■ **WHAT YOU NEED TO DO**
In the data below, locate each line with the word "psykisk" and list it.

■ **EXTRACTED DATA**
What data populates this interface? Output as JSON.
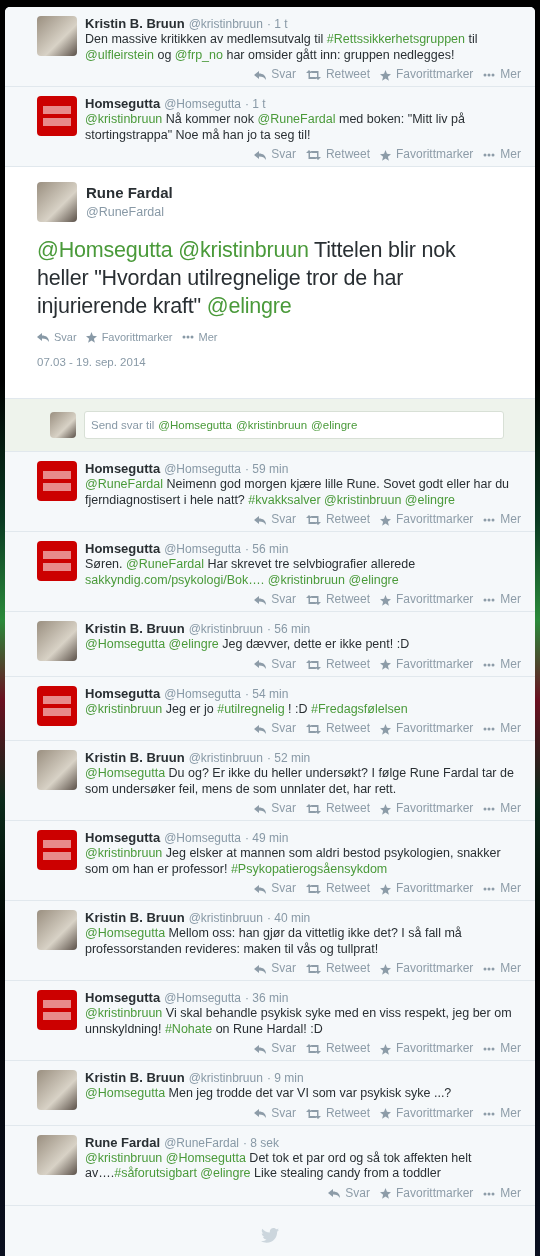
{
  "tweets_before": [
    {
      "kind": "photo",
      "name": "Kristin B. Bruun",
      "handle": "@kristinbruun",
      "time": "· 1 t",
      "parts": [
        {
          "text": "Den massive kritikken av medlemsutvalg til ",
          "link": false
        },
        {
          "text": "#Rettssikkerhetsgruppen",
          "link": true
        },
        {
          "text": " til ",
          "link": false
        },
        {
          "text": "@ulfleirstein",
          "link": true
        },
        {
          "text": "  og ",
          "link": false
        },
        {
          "text": "@frp_no",
          "link": true
        },
        {
          "text": "  har omsider gått inn: gruppen nedlegges!",
          "link": false
        }
      ],
      "actions": [
        {
          "kind": "reply",
          "label": "Svar"
        },
        {
          "kind": "retweet",
          "label": "Retweet"
        },
        {
          "kind": "favorite",
          "label": "Favorittmarker"
        },
        {
          "kind": "more",
          "label": "Mer"
        }
      ]
    },
    {
      "kind": "logo",
      "name": "Homsegutta",
      "handle": "@Homsegutta",
      "time": "· 1 t",
      "parts": [
        {
          "text": "@kristinbruun",
          "link": true
        },
        {
          "text": " Nå kommer nok ",
          "link": false
        },
        {
          "text": "@RuneFardal",
          "link": true
        },
        {
          "text": " med boken: \"Mitt liv på stortingstrappa\" Noe må han jo ta seg til!",
          "link": false
        }
      ],
      "actions": [
        {
          "kind": "reply",
          "label": "Svar"
        },
        {
          "kind": "retweet",
          "label": "Retweet"
        },
        {
          "kind": "favorite",
          "label": "Favorittmarker"
        },
        {
          "kind": "more",
          "label": "Mer"
        }
      ]
    }
  ],
  "focused": {
    "kind": "photo",
    "name": "Rune Fardal",
    "handle": "@RuneFardal",
    "parts": [
      {
        "text": "@Homsegutta ",
        "link": true
      },
      {
        "text": "@kristinbruun",
        "link": true
      },
      {
        "text": " Tittelen blir nok heller \"Hvordan utilregnelige tror de har injurierende kraft\" ",
        "link": false
      },
      {
        "text": "@elingre",
        "link": true
      }
    ],
    "actions": [
      {
        "kind": "reply",
        "label": "Svar"
      },
      {
        "kind": "favorite",
        "label": "Favorittmarker"
      },
      {
        "kind": "more",
        "label": "Mer"
      }
    ],
    "date": "07.03 - 19. sep. 2014"
  },
  "reply_box": {
    "kind": "photo",
    "prompt": "Send svar til",
    "mentions": [
      "@Homsegutta",
      "@kristinbruun",
      "@elingre"
    ]
  },
  "replies": [
    {
      "kind": "logo",
      "name": "Homsegutta",
      "handle": "@Homsegutta",
      "time": "· 59 min",
      "parts": [
        {
          "text": "@RuneFardal",
          "link": true
        },
        {
          "text": " Neimenn god morgen kjære lille Rune. Sovet godt eller har du fjerndiagnostisert i hele natt? ",
          "link": false
        },
        {
          "text": "#kvakksalver ",
          "link": true
        },
        {
          "text": "@kristinbruun ",
          "link": true
        },
        {
          "text": "@elingre",
          "link": true
        }
      ],
      "actions": [
        {
          "kind": "reply",
          "label": "Svar"
        },
        {
          "kind": "retweet",
          "label": "Retweet"
        },
        {
          "kind": "favorite",
          "label": "Favorittmarker"
        },
        {
          "kind": "more",
          "label": "Mer"
        }
      ]
    },
    {
      "kind": "logo",
      "name": "Homsegutta",
      "handle": "@Homsegutta",
      "time": "· 56 min",
      "parts": [
        {
          "text": "Søren. ",
          "link": false
        },
        {
          "text": "@RuneFardal",
          "link": true
        },
        {
          "text": " Har skrevet tre selvbiografier allerede ",
          "link": false
        },
        {
          "text": "sakkyndig.com/psykologi/Bok…. ",
          "link": true
        },
        {
          "text": "@kristinbruun ",
          "link": true
        },
        {
          "text": "@elingre",
          "link": true
        }
      ],
      "actions": [
        {
          "kind": "reply",
          "label": "Svar"
        },
        {
          "kind": "retweet",
          "label": "Retweet"
        },
        {
          "kind": "favorite",
          "label": "Favorittmarker"
        },
        {
          "kind": "more",
          "label": "Mer"
        }
      ]
    },
    {
      "kind": "photo",
      "name": "Kristin B. Bruun",
      "handle": "@kristinbruun",
      "time": "· 56 min",
      "parts": [
        {
          "text": "@Homsegutta ",
          "link": true
        },
        {
          "text": "@elingre",
          "link": true
        },
        {
          "text": " Jeg dævver, dette er ikke pent!  :D",
          "link": false
        }
      ],
      "actions": [
        {
          "kind": "reply",
          "label": "Svar"
        },
        {
          "kind": "retweet",
          "label": "Retweet"
        },
        {
          "kind": "favorite",
          "label": "Favorittmarker"
        },
        {
          "kind": "more",
          "label": "Mer"
        }
      ]
    },
    {
      "kind": "logo",
      "name": "Homsegutta",
      "handle": "@Homsegutta",
      "time": "· 54 min",
      "parts": [
        {
          "text": "@kristinbruun",
          "link": true
        },
        {
          "text": " Jeg er jo ",
          "link": false
        },
        {
          "text": "#utilregnelig",
          "link": true
        },
        {
          "text": " ! :D ",
          "link": false
        },
        {
          "text": "#Fredagsfølelsen",
          "link": true
        }
      ],
      "actions": [
        {
          "kind": "reply",
          "label": "Svar"
        },
        {
          "kind": "retweet",
          "label": "Retweet"
        },
        {
          "kind": "favorite",
          "label": "Favorittmarker"
        },
        {
          "kind": "more",
          "label": "Mer"
        }
      ]
    },
    {
      "kind": "photo",
      "name": "Kristin B. Bruun",
      "handle": "@kristinbruun",
      "time": "· 52 min",
      "parts": [
        {
          "text": "@Homsegutta",
          "link": true
        },
        {
          "text": " Du og? Er ikke du heller undersøkt? I følge Rune Fardal tar de som undersøker feil, mens de som unnlater det,  har rett.",
          "link": false
        }
      ],
      "actions": [
        {
          "kind": "reply",
          "label": "Svar"
        },
        {
          "kind": "retweet",
          "label": "Retweet"
        },
        {
          "kind": "favorite",
          "label": "Favorittmarker"
        },
        {
          "kind": "more",
          "label": "Mer"
        }
      ]
    },
    {
      "kind": "logo",
      "name": "Homsegutta",
      "handle": "@Homsegutta",
      "time": "· 49 min",
      "parts": [
        {
          "text": "@kristinbruun",
          "link": true
        },
        {
          "text": " Jeg elsker at mannen som aldri bestod psykologien, snakker som om han er professor! ",
          "link": false
        },
        {
          "text": "#Psykopatierogsåensykdom",
          "link": true
        }
      ],
      "actions": [
        {
          "kind": "reply",
          "label": "Svar"
        },
        {
          "kind": "retweet",
          "label": "Retweet"
        },
        {
          "kind": "favorite",
          "label": "Favorittmarker"
        },
        {
          "kind": "more",
          "label": "Mer"
        }
      ]
    },
    {
      "kind": "photo",
      "name": "Kristin B. Bruun",
      "handle": "@kristinbruun",
      "time": "· 40 min",
      "parts": [
        {
          "text": "@Homsegutta",
          "link": true
        },
        {
          "text": " Mellom oss: han gjør da vittetlig ikke det?  I så fall må professorstanden revideres: maken til vås og tullprat!",
          "link": false
        }
      ],
      "actions": [
        {
          "kind": "reply",
          "label": "Svar"
        },
        {
          "kind": "retweet",
          "label": "Retweet"
        },
        {
          "kind": "favorite",
          "label": "Favorittmarker"
        },
        {
          "kind": "more",
          "label": "Mer"
        }
      ]
    },
    {
      "kind": "logo",
      "name": "Homsegutta",
      "handle": "@Homsegutta",
      "time": "· 36 min",
      "parts": [
        {
          "text": "@kristinbruun",
          "link": true
        },
        {
          "text": " Vi skal behandle psykisk syke med en viss respekt, jeg ber om unnskyldning! ",
          "link": false
        },
        {
          "text": "#Nohate",
          "link": true
        },
        {
          "text": " on Rune Hardal! :D",
          "link": false
        }
      ],
      "actions": [
        {
          "kind": "reply",
          "label": "Svar"
        },
        {
          "kind": "retweet",
          "label": "Retweet"
        },
        {
          "kind": "favorite",
          "label": "Favorittmarker"
        },
        {
          "kind": "more",
          "label": "Mer"
        }
      ]
    },
    {
      "kind": "photo",
      "name": "Kristin B. Bruun",
      "handle": "@kristinbruun",
      "time": "· 9 min",
      "parts": [
        {
          "text": "@Homsegutta",
          "link": true
        },
        {
          "text": " Men jeg trodde det var VI som var psykisk syke ...?",
          "link": false
        }
      ],
      "actions": [
        {
          "kind": "reply",
          "label": "Svar"
        },
        {
          "kind": "retweet",
          "label": "Retweet"
        },
        {
          "kind": "favorite",
          "label": "Favorittmarker"
        },
        {
          "kind": "more",
          "label": "Mer"
        }
      ]
    },
    {
      "kind": "photo",
      "name": "Rune Fardal",
      "handle": "@RuneFardal",
      "time": "· 8 sek",
      "parts": [
        {
          "text": "@kristinbruun ",
          "link": true
        },
        {
          "text": "@Homsegutta",
          "link": true
        },
        {
          "text": " Det tok  et par ord og så tok affekten helt av….",
          "link": false
        },
        {
          "text": "#såforutsigbart ",
          "link": true
        },
        {
          "text": "@elingre",
          "link": true
        },
        {
          "text": " Like stealing candy from a toddler",
          "link": false
        }
      ],
      "actions": [
        {
          "kind": "reply",
          "label": "Svar"
        },
        {
          "kind": "favorite",
          "label": "Favorittmarker"
        },
        {
          "kind": "more",
          "label": "Mer"
        }
      ]
    }
  ]
}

■ **FINISHED EXERCISE**
          "text": " Vi skal behandle psykisk syke med en viss respekt, jeg ber om unnskyldning! ",
          "text": " Men jeg trodde det var VI som var psykisk syke ...?",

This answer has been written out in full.